Where the word "portal" occurs in a line, return that line.

============================================================

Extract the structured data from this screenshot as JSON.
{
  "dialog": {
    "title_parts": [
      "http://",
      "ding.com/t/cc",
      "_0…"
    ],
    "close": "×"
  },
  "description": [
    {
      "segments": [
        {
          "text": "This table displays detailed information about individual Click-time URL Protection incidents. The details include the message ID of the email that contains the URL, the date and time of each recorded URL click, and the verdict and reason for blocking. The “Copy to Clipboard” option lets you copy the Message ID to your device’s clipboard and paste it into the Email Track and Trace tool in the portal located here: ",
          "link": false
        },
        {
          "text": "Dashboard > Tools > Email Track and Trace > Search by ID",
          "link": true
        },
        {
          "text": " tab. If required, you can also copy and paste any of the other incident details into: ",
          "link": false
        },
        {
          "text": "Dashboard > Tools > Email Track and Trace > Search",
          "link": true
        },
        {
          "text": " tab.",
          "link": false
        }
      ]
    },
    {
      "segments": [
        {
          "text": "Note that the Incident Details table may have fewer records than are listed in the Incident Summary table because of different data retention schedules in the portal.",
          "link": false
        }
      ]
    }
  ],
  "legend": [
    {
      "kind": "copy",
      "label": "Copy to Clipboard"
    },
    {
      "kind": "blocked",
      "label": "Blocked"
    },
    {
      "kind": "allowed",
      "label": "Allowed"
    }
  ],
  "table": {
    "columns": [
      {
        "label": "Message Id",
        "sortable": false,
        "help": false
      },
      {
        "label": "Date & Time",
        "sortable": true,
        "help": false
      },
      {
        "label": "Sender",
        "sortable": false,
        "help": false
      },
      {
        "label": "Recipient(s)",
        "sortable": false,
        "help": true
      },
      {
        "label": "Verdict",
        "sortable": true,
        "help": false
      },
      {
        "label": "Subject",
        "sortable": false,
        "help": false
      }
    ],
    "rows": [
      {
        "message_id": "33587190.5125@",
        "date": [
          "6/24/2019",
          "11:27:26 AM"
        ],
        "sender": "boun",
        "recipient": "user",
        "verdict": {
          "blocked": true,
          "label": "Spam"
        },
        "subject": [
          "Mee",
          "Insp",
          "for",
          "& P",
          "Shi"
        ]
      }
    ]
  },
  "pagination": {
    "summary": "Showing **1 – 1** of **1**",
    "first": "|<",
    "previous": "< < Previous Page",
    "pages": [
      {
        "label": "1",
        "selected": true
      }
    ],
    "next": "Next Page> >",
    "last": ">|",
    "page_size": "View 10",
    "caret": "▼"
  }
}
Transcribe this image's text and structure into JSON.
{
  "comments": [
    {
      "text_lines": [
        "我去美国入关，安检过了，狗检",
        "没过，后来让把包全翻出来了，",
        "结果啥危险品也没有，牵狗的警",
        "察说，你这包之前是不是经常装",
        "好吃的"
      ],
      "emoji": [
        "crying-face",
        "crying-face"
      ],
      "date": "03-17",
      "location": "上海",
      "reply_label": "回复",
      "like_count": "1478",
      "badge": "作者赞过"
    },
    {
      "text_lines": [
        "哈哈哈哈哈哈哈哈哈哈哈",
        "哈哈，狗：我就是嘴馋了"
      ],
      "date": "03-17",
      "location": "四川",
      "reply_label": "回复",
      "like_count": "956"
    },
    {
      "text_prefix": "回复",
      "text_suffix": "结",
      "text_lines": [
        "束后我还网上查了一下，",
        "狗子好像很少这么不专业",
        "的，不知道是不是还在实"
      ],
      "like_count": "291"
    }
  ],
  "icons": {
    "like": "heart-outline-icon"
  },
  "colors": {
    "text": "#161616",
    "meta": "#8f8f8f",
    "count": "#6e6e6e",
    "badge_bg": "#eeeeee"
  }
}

============================================================

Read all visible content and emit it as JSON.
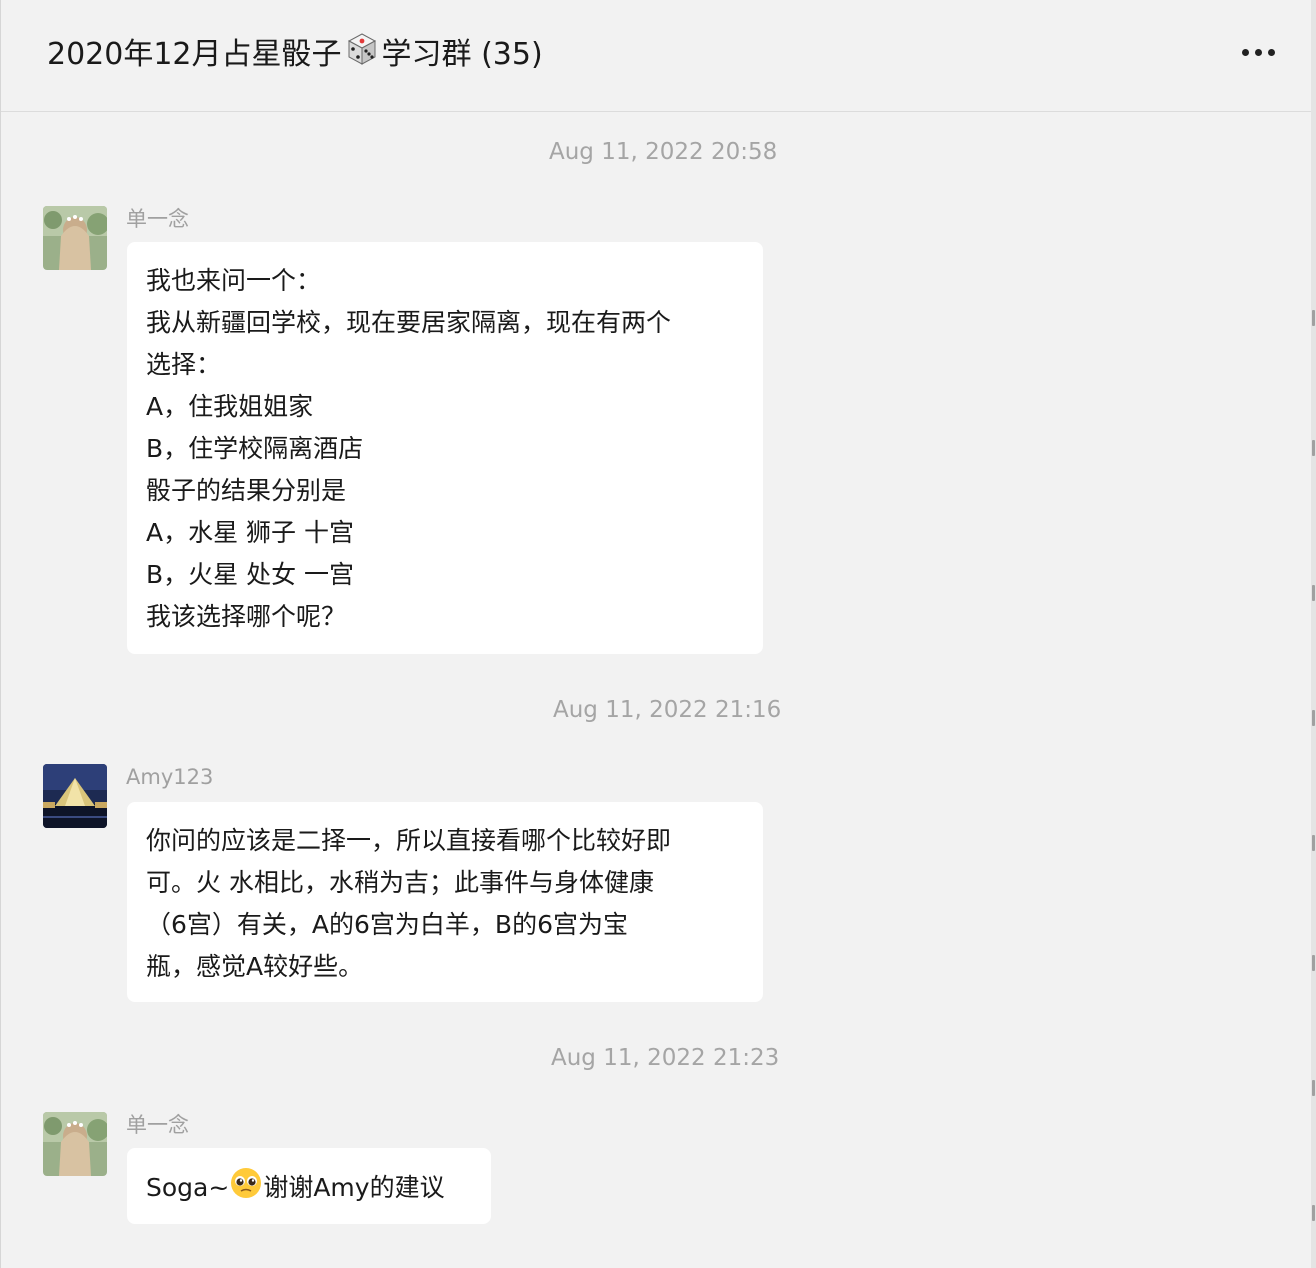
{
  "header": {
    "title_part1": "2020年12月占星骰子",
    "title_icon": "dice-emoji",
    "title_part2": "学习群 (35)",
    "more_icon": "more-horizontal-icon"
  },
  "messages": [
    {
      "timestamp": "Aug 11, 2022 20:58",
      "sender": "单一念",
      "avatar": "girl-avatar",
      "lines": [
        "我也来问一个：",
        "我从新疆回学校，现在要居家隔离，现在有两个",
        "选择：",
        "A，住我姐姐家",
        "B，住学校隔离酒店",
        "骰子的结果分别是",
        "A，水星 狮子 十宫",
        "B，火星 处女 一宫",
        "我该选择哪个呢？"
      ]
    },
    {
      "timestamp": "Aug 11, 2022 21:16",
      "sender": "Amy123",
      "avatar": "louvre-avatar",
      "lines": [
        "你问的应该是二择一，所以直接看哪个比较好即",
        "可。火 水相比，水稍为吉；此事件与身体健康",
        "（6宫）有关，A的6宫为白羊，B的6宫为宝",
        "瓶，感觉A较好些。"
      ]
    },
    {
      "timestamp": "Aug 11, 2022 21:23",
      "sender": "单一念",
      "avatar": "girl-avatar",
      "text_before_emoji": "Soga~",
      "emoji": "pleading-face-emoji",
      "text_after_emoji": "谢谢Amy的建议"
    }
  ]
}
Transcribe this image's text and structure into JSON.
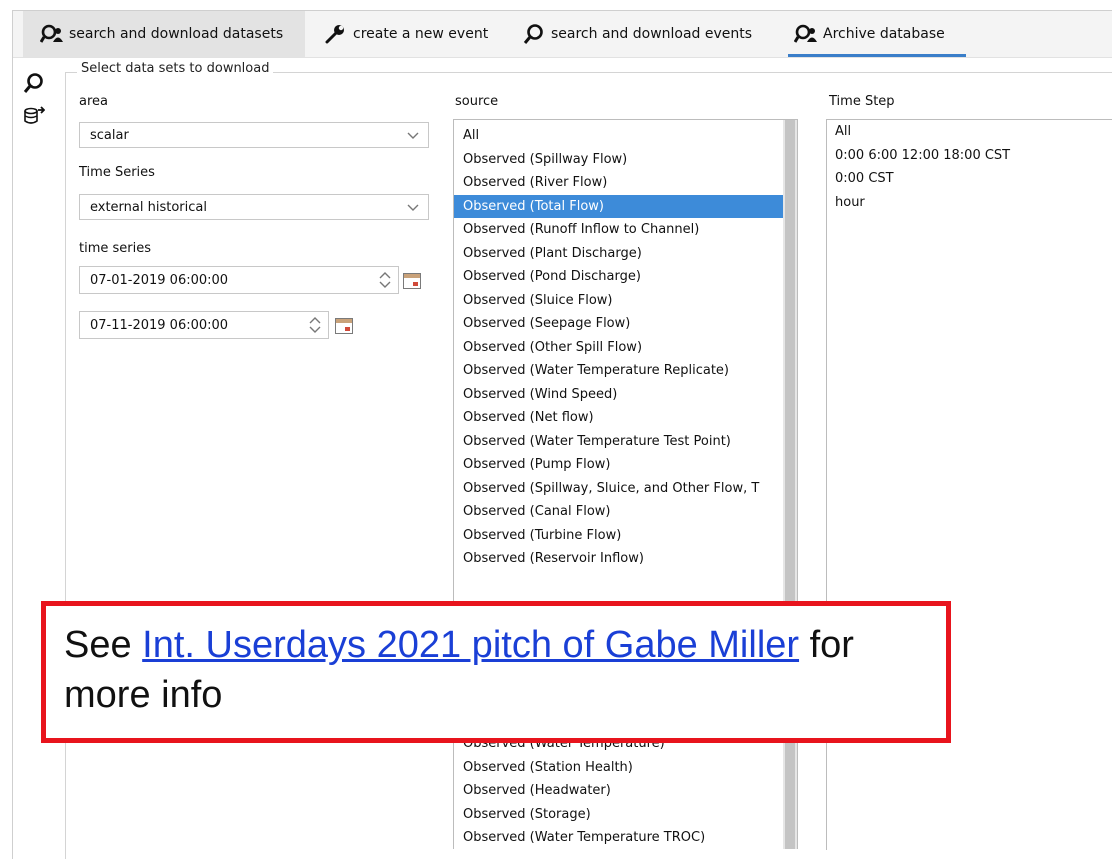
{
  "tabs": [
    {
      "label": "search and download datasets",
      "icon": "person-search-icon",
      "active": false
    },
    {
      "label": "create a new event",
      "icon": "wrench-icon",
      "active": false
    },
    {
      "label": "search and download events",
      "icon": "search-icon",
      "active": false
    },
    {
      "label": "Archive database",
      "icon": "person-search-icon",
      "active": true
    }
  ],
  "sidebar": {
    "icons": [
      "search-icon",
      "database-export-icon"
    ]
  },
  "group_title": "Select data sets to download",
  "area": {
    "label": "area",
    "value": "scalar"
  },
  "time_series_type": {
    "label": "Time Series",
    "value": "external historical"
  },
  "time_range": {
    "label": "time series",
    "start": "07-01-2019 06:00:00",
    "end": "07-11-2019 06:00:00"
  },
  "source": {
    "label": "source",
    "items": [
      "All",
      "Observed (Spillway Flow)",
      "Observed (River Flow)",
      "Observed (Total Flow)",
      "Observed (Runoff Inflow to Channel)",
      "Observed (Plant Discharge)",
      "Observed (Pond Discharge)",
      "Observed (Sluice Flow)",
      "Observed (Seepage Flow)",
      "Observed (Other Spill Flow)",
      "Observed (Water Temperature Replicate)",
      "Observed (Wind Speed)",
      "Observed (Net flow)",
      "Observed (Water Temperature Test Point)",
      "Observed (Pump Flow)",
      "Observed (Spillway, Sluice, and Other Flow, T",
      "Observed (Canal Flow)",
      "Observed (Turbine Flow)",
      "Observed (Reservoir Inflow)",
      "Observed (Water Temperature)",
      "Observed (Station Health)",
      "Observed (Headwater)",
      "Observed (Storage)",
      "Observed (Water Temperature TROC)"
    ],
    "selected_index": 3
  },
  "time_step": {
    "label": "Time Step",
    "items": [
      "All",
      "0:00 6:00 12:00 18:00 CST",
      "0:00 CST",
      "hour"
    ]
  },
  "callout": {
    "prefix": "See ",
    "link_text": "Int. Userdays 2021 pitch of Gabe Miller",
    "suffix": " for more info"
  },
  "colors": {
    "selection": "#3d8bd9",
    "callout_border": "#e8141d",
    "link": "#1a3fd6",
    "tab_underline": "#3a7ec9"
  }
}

============================================================

**SOLUTION TO THIS TASK:**
          "text": "This table displays detailed information about individual Click-time URL Protection incidents. The details include the message ID of the email that contains the URL, the date and time of each recorded URL click, and the verdict and reason for blocking. The “Copy to Clipboard” option lets you copy the Message ID to your device’s clipboard and paste it into the Email Track and Trace tool in the portal located here: ",
          "text": "Note that the Incident Details table may have fewer records than are listed in the Incident Summary table because of different data retention schedules in the portal.",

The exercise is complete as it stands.